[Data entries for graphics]

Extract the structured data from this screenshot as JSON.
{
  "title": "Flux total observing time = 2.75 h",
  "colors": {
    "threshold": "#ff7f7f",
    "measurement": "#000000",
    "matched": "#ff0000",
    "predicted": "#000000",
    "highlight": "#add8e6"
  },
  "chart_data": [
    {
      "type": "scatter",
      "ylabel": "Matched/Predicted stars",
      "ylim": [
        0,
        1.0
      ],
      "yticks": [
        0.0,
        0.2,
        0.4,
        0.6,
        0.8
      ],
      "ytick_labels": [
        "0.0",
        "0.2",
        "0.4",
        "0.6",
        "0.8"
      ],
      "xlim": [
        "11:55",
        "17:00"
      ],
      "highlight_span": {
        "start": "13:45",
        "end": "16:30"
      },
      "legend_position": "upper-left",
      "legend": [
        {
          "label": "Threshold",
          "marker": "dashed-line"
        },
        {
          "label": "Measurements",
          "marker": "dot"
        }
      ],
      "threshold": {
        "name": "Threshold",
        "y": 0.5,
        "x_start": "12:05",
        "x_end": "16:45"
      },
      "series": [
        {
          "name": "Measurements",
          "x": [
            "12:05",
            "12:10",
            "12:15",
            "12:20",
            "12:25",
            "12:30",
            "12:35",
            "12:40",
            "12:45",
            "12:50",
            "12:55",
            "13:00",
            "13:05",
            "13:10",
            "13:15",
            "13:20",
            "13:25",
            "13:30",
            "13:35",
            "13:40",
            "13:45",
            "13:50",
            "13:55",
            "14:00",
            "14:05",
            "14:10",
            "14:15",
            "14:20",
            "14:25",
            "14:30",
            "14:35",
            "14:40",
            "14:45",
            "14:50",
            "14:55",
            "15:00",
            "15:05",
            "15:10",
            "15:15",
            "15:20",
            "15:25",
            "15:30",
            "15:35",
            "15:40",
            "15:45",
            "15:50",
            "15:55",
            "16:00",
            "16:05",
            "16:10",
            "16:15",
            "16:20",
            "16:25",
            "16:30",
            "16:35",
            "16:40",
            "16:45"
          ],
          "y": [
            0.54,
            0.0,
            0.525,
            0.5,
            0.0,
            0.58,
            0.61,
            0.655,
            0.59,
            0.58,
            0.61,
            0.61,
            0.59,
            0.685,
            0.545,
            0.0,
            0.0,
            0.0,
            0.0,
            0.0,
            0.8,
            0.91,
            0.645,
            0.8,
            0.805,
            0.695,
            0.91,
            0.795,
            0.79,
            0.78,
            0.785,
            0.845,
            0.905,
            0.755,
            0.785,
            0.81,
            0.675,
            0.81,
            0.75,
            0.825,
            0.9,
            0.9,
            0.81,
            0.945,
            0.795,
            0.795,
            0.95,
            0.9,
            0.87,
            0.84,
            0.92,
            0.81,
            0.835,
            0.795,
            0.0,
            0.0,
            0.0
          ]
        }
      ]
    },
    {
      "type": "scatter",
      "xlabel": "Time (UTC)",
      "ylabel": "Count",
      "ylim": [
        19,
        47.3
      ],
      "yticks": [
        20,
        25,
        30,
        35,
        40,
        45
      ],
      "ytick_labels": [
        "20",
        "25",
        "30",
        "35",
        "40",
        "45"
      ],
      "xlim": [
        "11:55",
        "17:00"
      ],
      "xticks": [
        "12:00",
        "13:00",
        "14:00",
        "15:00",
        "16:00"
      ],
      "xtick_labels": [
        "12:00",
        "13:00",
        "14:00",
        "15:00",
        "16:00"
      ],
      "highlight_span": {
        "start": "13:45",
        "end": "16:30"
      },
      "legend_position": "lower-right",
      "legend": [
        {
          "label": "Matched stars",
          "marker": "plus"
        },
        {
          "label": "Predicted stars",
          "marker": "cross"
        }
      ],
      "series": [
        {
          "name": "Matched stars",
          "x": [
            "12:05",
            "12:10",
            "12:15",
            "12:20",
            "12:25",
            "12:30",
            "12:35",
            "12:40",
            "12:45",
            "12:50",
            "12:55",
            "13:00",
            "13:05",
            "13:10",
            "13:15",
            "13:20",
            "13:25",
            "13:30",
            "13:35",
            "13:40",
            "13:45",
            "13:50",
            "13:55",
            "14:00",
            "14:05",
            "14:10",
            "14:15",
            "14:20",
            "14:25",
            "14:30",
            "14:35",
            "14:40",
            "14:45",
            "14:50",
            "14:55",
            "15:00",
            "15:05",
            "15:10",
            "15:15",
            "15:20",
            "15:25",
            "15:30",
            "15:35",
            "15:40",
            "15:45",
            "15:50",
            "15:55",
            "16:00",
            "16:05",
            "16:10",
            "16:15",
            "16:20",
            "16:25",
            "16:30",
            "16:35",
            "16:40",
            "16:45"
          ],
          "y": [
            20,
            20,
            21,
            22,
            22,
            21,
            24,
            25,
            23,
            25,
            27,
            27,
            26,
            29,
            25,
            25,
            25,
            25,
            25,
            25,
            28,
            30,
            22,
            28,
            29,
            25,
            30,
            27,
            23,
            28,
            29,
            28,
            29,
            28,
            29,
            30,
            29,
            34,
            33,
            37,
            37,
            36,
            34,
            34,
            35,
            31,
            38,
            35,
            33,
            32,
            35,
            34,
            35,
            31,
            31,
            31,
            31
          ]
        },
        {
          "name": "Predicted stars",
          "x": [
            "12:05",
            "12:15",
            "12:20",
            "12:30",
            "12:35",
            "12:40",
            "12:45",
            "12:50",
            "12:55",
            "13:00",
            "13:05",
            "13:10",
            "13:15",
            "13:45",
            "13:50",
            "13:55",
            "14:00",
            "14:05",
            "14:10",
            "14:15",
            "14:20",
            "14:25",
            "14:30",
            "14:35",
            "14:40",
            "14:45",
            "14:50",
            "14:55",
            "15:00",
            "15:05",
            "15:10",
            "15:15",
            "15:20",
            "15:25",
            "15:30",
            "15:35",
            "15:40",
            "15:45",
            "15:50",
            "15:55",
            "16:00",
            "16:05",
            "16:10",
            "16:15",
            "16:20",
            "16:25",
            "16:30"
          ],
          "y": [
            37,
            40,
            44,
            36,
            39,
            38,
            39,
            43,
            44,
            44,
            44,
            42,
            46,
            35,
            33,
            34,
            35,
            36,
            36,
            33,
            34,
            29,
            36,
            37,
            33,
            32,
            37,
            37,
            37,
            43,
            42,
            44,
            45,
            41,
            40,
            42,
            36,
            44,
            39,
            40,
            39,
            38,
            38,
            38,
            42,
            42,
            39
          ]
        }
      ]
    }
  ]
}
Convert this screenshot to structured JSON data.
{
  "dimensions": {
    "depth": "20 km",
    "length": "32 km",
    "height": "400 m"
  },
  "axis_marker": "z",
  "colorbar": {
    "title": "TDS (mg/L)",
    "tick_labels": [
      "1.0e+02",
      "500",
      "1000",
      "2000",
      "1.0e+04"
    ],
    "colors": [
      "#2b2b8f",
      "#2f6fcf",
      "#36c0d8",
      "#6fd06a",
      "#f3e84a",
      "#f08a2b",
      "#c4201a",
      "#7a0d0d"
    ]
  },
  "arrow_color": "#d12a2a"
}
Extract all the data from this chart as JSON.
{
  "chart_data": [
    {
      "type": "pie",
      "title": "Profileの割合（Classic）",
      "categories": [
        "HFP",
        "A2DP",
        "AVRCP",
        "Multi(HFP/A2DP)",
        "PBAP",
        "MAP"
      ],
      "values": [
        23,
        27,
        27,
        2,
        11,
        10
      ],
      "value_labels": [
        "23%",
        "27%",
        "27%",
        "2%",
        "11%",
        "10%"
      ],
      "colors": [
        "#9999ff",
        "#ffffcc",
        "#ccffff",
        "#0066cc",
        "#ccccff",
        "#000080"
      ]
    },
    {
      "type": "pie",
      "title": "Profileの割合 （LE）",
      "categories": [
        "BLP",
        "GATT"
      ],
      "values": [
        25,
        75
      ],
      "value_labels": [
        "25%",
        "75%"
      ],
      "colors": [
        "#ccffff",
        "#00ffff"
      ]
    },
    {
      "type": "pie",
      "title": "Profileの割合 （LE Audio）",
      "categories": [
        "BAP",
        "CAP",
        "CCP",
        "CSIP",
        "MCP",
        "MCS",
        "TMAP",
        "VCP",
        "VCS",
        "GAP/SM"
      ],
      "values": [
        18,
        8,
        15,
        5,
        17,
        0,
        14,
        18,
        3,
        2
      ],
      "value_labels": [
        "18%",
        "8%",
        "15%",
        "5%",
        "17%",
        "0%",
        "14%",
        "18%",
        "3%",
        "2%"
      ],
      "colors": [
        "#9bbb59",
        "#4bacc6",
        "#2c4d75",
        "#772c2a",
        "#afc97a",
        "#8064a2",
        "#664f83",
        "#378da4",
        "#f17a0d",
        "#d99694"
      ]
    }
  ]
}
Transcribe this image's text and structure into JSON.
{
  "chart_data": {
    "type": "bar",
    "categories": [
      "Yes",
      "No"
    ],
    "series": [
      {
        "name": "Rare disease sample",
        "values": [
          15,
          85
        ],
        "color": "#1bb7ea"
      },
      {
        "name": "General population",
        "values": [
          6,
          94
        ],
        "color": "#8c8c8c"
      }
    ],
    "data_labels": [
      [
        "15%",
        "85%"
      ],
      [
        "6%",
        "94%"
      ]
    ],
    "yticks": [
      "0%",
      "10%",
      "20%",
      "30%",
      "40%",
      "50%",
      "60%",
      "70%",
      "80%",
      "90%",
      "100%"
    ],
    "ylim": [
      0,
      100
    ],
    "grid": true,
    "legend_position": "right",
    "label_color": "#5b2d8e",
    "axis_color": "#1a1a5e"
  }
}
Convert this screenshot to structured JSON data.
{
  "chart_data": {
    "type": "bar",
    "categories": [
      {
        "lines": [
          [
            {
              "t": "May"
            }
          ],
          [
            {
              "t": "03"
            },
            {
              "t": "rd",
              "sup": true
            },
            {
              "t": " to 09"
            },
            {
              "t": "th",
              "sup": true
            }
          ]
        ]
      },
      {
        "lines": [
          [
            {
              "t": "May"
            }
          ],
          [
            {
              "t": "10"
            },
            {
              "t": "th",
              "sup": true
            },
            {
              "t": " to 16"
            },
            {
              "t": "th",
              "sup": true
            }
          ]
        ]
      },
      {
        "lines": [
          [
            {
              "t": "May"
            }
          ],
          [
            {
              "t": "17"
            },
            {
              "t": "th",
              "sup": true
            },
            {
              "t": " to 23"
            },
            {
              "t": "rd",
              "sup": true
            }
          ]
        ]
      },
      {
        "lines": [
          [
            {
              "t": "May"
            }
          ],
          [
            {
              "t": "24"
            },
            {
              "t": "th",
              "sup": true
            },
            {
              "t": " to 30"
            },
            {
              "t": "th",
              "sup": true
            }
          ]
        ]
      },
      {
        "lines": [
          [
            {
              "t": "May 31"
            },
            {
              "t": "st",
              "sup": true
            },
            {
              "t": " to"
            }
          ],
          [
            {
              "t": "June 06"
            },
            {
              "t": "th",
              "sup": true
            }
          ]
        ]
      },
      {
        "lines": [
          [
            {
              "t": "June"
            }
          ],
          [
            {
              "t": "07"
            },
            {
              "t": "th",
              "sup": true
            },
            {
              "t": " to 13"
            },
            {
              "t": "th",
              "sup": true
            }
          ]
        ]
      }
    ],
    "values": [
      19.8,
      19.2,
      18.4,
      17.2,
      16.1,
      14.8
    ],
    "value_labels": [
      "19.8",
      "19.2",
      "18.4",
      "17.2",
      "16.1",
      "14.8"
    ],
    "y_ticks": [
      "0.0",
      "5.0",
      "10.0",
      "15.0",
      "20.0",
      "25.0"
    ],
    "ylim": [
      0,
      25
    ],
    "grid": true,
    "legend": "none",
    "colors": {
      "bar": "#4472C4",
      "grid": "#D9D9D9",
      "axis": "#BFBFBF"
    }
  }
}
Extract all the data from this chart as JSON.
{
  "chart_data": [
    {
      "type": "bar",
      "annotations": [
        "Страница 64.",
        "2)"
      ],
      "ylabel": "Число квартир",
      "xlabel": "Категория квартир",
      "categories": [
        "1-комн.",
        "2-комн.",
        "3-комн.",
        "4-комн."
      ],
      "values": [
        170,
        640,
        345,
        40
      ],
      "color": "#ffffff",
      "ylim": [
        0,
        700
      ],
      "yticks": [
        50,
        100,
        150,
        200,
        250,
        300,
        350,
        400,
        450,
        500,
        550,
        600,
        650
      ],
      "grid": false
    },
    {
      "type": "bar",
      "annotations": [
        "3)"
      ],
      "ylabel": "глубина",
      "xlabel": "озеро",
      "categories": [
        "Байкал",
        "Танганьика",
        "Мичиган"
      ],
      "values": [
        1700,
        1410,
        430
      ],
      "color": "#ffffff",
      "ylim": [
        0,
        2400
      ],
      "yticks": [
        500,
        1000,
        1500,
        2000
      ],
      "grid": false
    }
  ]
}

TASK INSTRUCTIONS
Check each line of the data above for the word "name" and say how many lines have it. Give the number alone.

FINISHED ANSWER
6